• [Input for this task]
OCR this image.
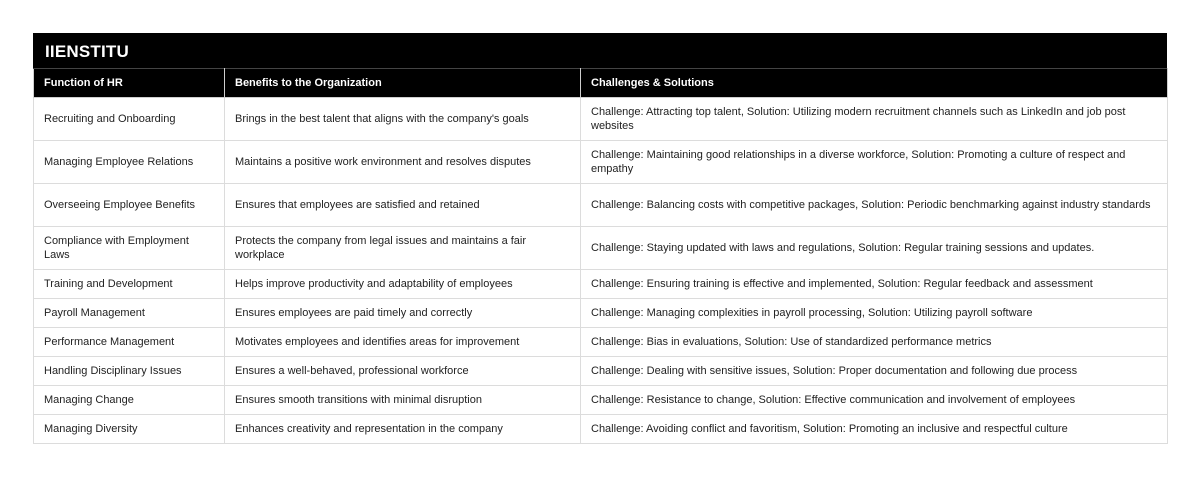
IIENSTITU
Function of HR	Benefits to the Organization	Challenges & Solutions
Recruiting and Onboarding	Brings in the best talent that aligns with the company's goals	Challenge: Attracting top talent, Solution: Utilizing modern recruitment channels such as LinkedIn and job post websites
Managing Employee Relations	Maintains a positive work environment and resolves disputes	Challenge: Maintaining good relationships in a diverse workforce, Solution: Promoting a culture of respect and empathy
Overseeing Employee Benefits	Ensures that employees are satisfied and retained	Challenge: Balancing costs with competitive packages, Solution: Periodic benchmarking against industry standards
Compliance with Employment Laws	Protects the company from legal issues and maintains a fair workplace	Challenge: Staying updated with laws and regulations, Solution: Regular training sessions and updates.
Training and Development	Helps improve productivity and adaptability of employees	Challenge: Ensuring training is effective and implemented, Solution: Regular feedback and assessment
Payroll Management	Ensures employees are paid timely and correctly	Challenge: Managing complexities in payroll processing, Solution: Utilizing payroll software
Performance Management	Motivates employees and identifies areas for improvement	Challenge: Bias in evaluations, Solution: Use of standardized performance metrics
Handling Disciplinary Issues	Ensures a well-behaved, professional workforce	Challenge: Dealing with sensitive issues, Solution: Proper documentation and following due process
Managing Change	Ensures smooth transitions with minimal disruption	Challenge: Resistance to change, Solution: Effective communication and involvement of employees
Managing Diversity	Enhances creativity and representation in the company	Challenge: Avoiding conflict and favoritism, Solution: Promoting an inclusive and respectful culture
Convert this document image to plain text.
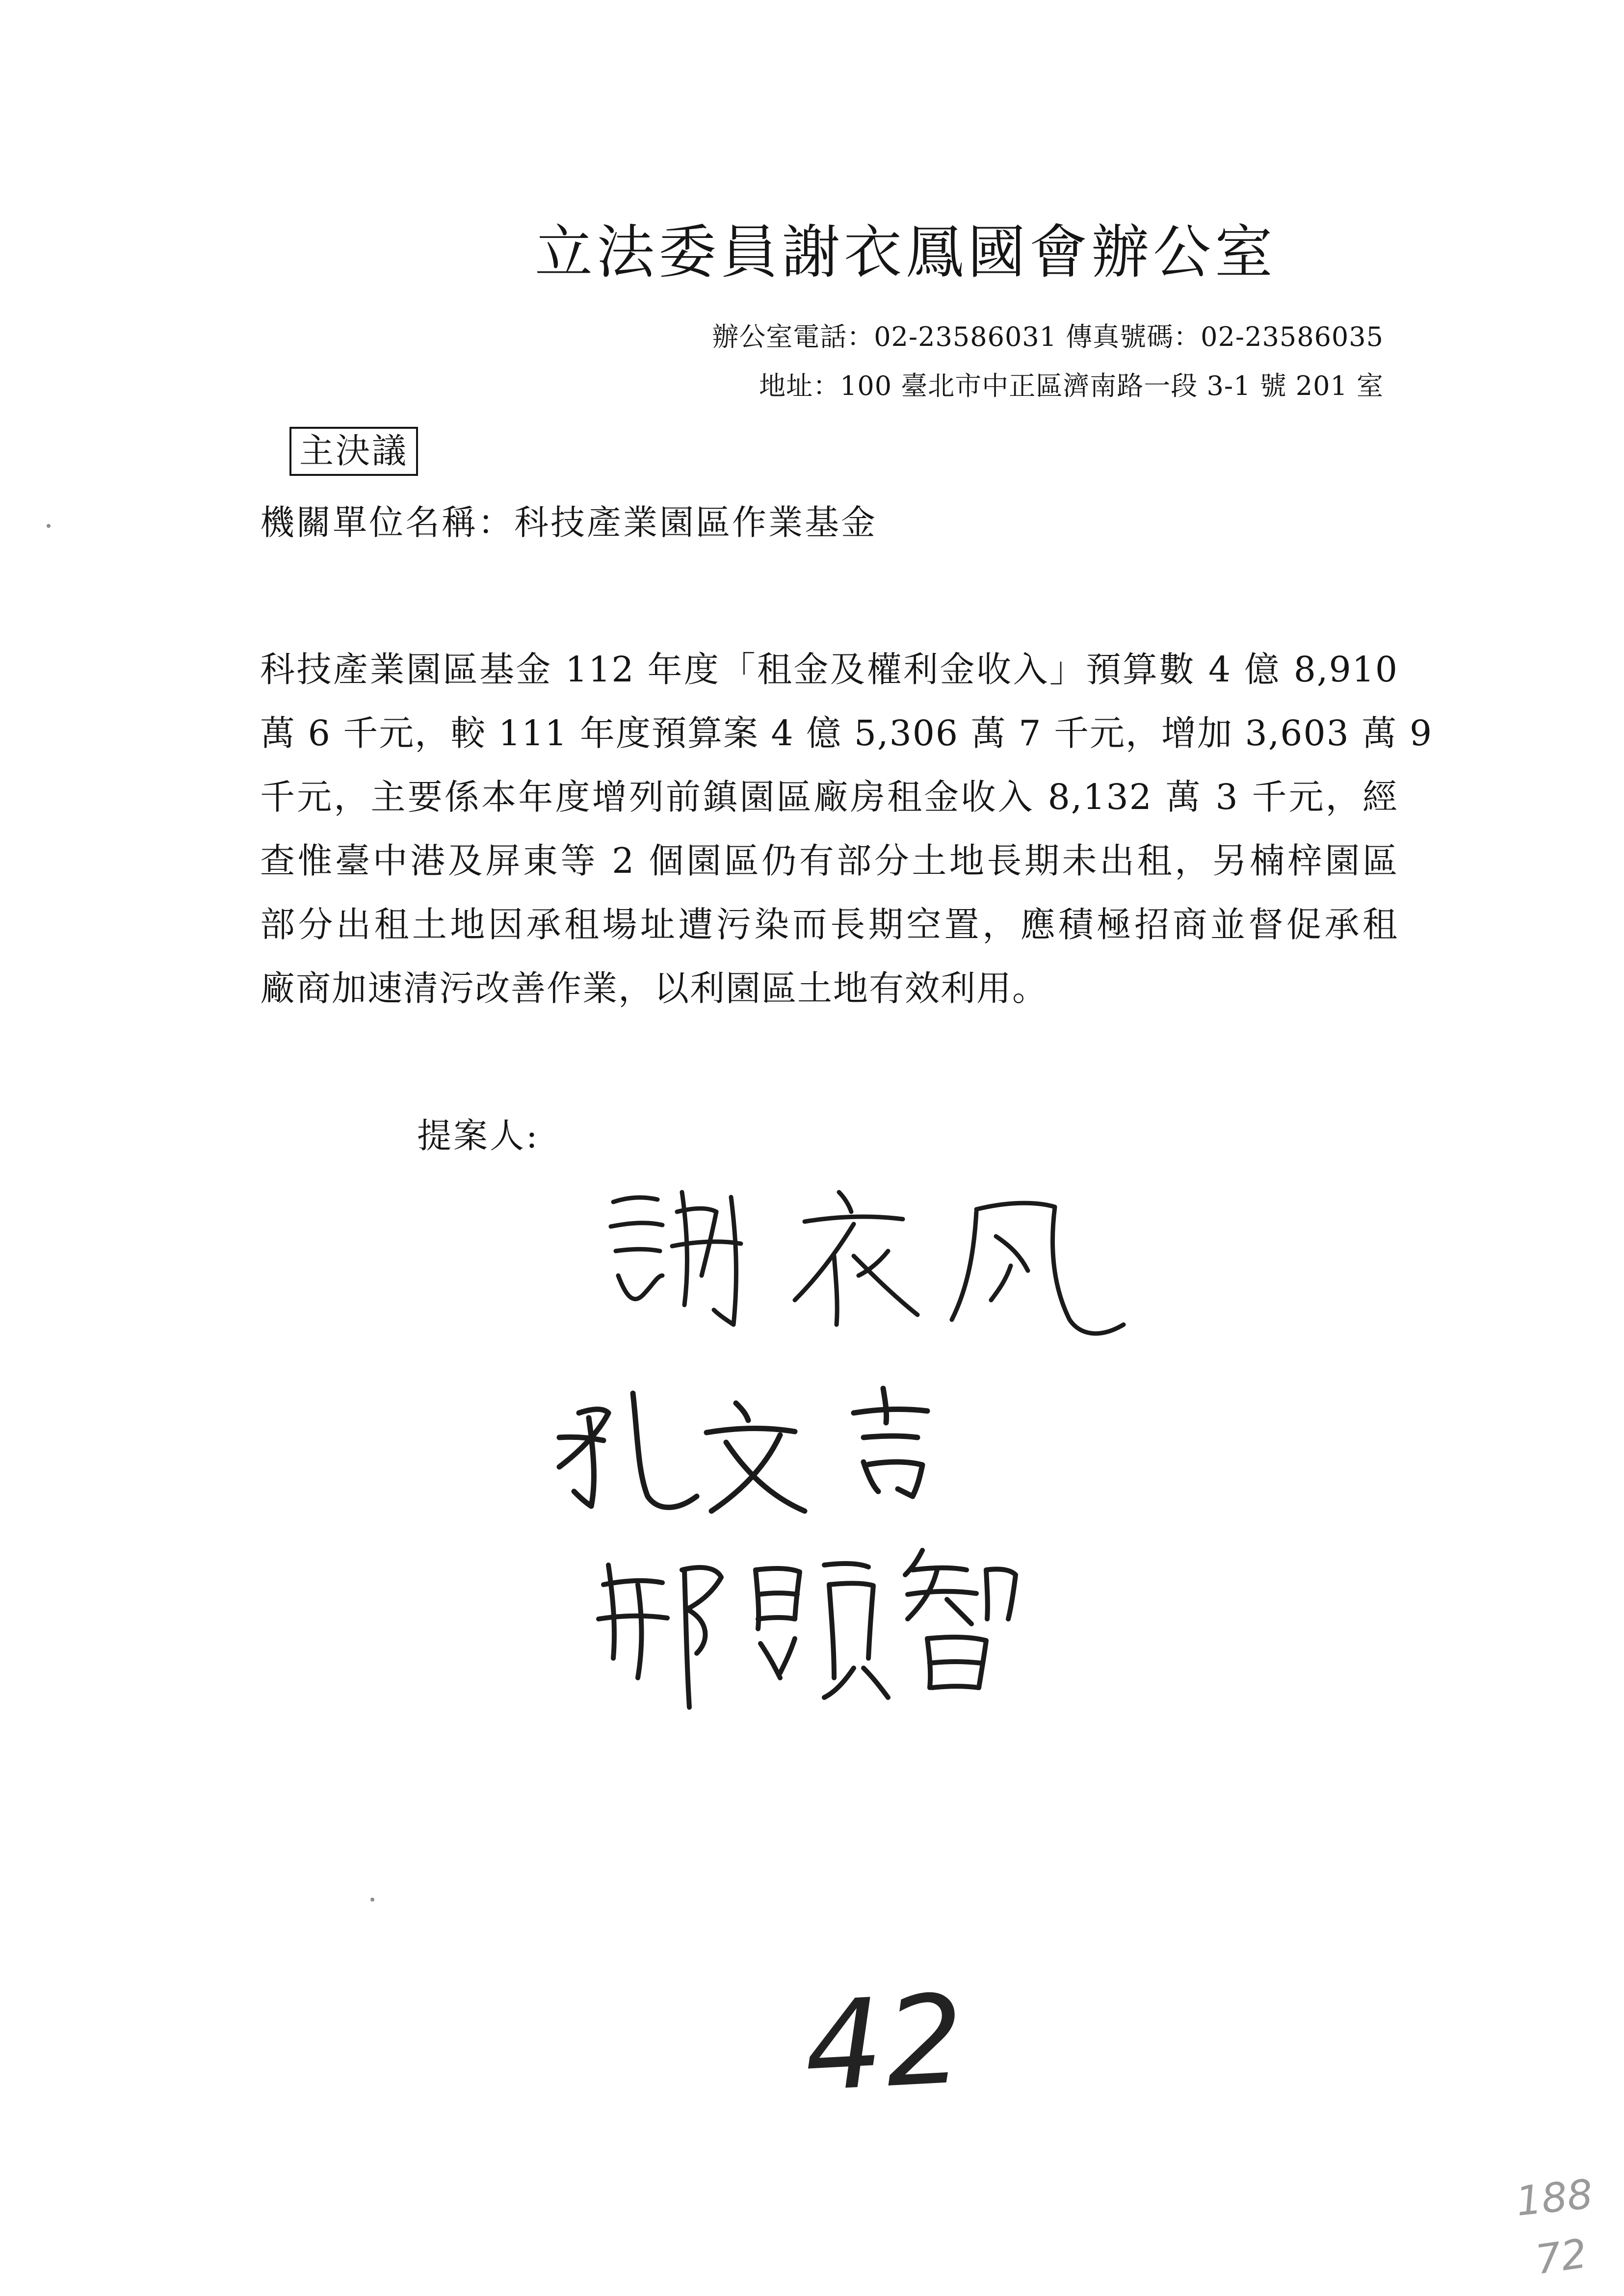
立法委員謝衣鳳國會辦公室
辦公室電話：02-23586031 傳真號碼：02-23586035
地址：100 臺北市中正區濟南路一段 3-1 號 201 室
主決議
機關單位名稱：科技產業園區作業基金
科技產業園區基金 112 年度「租金及權利金收入」預算數 4 億 8,910
萬 6 千元，較 111 年度預算案 4 億 5,306 萬 7 千元，增加 3,603 萬 9
千元，主要係本年度增列前鎮園區廠房租金收入 8,132 萬 3 千元，經
查惟臺中港及屏東等 2 個園區仍有部分土地長期未出租，另楠梓園區
部分出租土地因承租場址遭污染而長期空置，應積極招商並督促承租
廠商加速清污改善作業，以利園區土地有效利用。
提案人:
42
188
72
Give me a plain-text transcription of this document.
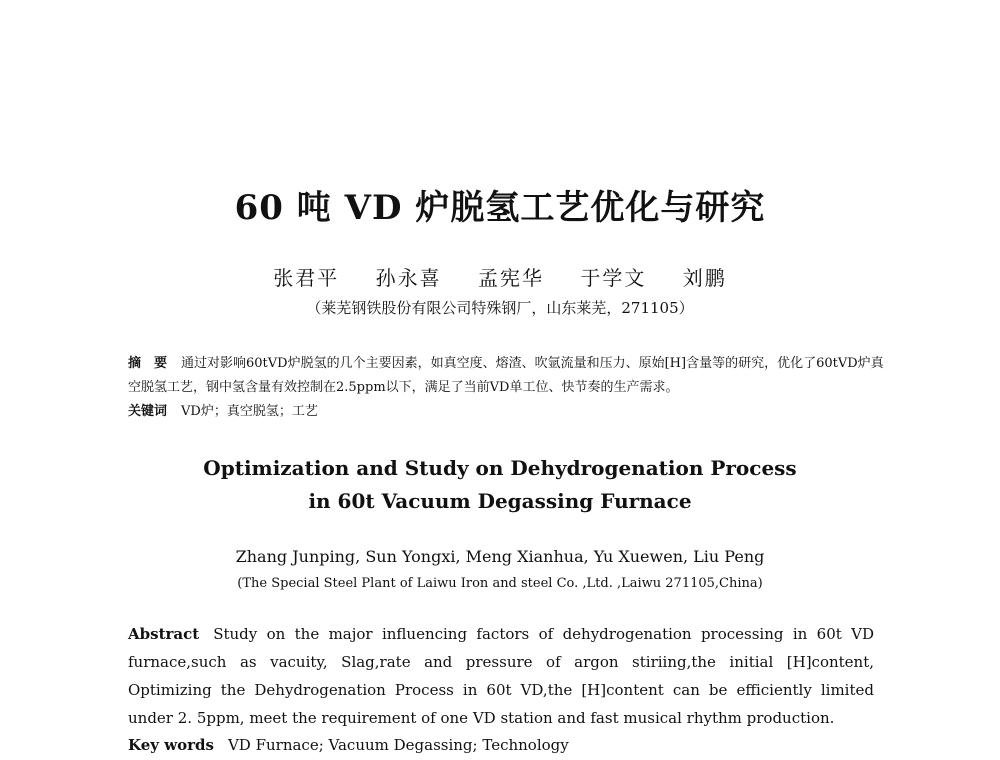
60 吨 VD 炉脱氢工艺优化与研究
张君平 孙永喜 孟宪华 于学文 刘鹏
（莱芜钢铁股份有限公司特殊钢厂，山东莱芜，271105）
摘　要 通过对影响60tVD炉脱氢的几个主要因素，如真空度、熔渣、吹氩流量和压力、原始[H]含量等的研究，优化了60tVD炉真空脱氢工艺，钢中氢含量有效控制在2.5ppm以下，满足了当前VD单工位、快节奏的生产需求。
关键词 VD炉；真空脱氢；工艺
Optimization and Study on Dehydrogenation Process
in 60t Vacuum Degassing Furnace
Zhang Junping, Sun Yongxi, Meng Xianhua, Yu Xuewen, Liu Peng
(The Special Steel Plant of Laiwu Iron and steel Co. ,Ltd. ,Laiwu 271105,China)
Abstract Study on the major influencing factors of dehydrogenation processing in 60t VD furnace,such as vacuity, Slag,rate and pressure of argon stiriing,the initial [H]content, Optimizing the Dehydrogenation Process in 60t VD,the [H]content can be efficiently limited under 2. 5ppm, meet the requirement of one VD station and fast musical rhythm production.
Key words VD Furnace; Vacuum Degassing; Technology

• [What is required] Pictures are excluded; copy all other data exactly as shown.

• [Reply to the exercise]
OCR this image.
IIENSTITU
Function of HR	Benefits to the Organization	Challenges & Solutions
Recruiting and Onboarding	Brings in the best talent that aligns with the company's goals	Challenge: Attracting top talent, Solution: Utilizing modern recruitment channels such as LinkedIn and job post websites
Managing Employee Relations	Maintains a positive work environment and resolves disputes	Challenge: Maintaining good relationships in a diverse workforce, Solution: Promoting a culture of respect and empathy
Overseeing Employee Benefits	Ensures that employees are satisfied and retained	Challenge: Balancing costs with competitive packages, Solution: Periodic benchmarking against industry standards
Compliance with Employment Laws	Protects the company from legal issues and maintains a fair workplace	Challenge: Staying updated with laws and regulations, Solution: Regular training sessions and updates.
Training and Development	Helps improve productivity and adaptability of employees	Challenge: Ensuring training is effective and implemented, Solution: Regular feedback and assessment
Payroll Management	Ensures employees are paid timely and correctly	Challenge: Managing complexities in payroll processing, Solution: Utilizing payroll software
Performance Management	Motivates employees and identifies areas for improvement	Challenge: Bias in evaluations, Solution: Use of standardized performance metrics
Handling Disciplinary Issues	Ensures a well-behaved, professional workforce	Challenge: Dealing with sensitive issues, Solution: Proper documentation and following due process
Managing Change	Ensures smooth transitions with minimal disruption	Challenge: Resistance to change, Solution: Effective communication and involvement of employees
Managing Diversity	Enhances creativity and representation in the company	Challenge: Avoiding conflict and favoritism, Solution: Promoting an inclusive and respectful culture
Convert this document image to plain text.
立法委員謝衣鳳國會辦公室
辦公室電話：02-23586031 傳真號碼：02-23586035
地址：100 臺北市中正區濟南路一段 3-1 號 201 室
主決議
機關單位名稱：科技產業園區作業基金
科技產業園區基金 112 年度「租金及權利金收入」預算數 4 億 8,910
萬 6 千元，較 111 年度預算案 4 億 5,306 萬 7 千元，增加 3,603 萬 9
千元，主要係本年度增列前鎮園區廠房租金收入 8,132 萬 3 千元，經
查惟臺中港及屏東等 2 個園區仍有部分土地長期未出租，另楠梓園區
部分出租土地因承租場址遭污染而長期空置，應積極招商並督促承租
廠商加速清污改善作業，以利園區土地有效利用。
提案人:
42
188
72
Give me a plain-text transcription of this document.
60 吨 VD 炉脱氢工艺优化与研究
张君平 孙永喜 孟宪华 于学文 刘鹏
（莱芜钢铁股份有限公司特殊钢厂，山东莱芜，271105）
摘　要 通过对影响60tVD炉脱氢的几个主要因素，如真空度、熔渣、吹氩流量和压力、原始[H]含量等的研究，优化了60tVD炉真空脱氢工艺，钢中氢含量有效控制在2.5ppm以下，满足了当前VD单工位、快节奏的生产需求。
关键词 VD炉；真空脱氢；工艺
Optimization and Study on Dehydrogenation Process
in 60t Vacuum Degassing Furnace
Zhang Junping, Sun Yongxi, Meng Xianhua, Yu Xuewen, Liu Peng
(The Special Steel Plant of Laiwu Iron and steel Co. ,Ltd. ,Laiwu 271105,China)
Abstract Study on the major influencing factors of dehydrogenation processing in 60t VD furnace,such as vacuity, Slag,rate and pressure of argon stiriing,the initial [H]content, Optimizing the Dehydrogenation Process in 60t VD,the [H]content can be efficiently limited under 2. 5ppm, meet the requirement of one VD station and fast musical rhythm production.
Key words VD Furnace; Vacuum Degassing; Technology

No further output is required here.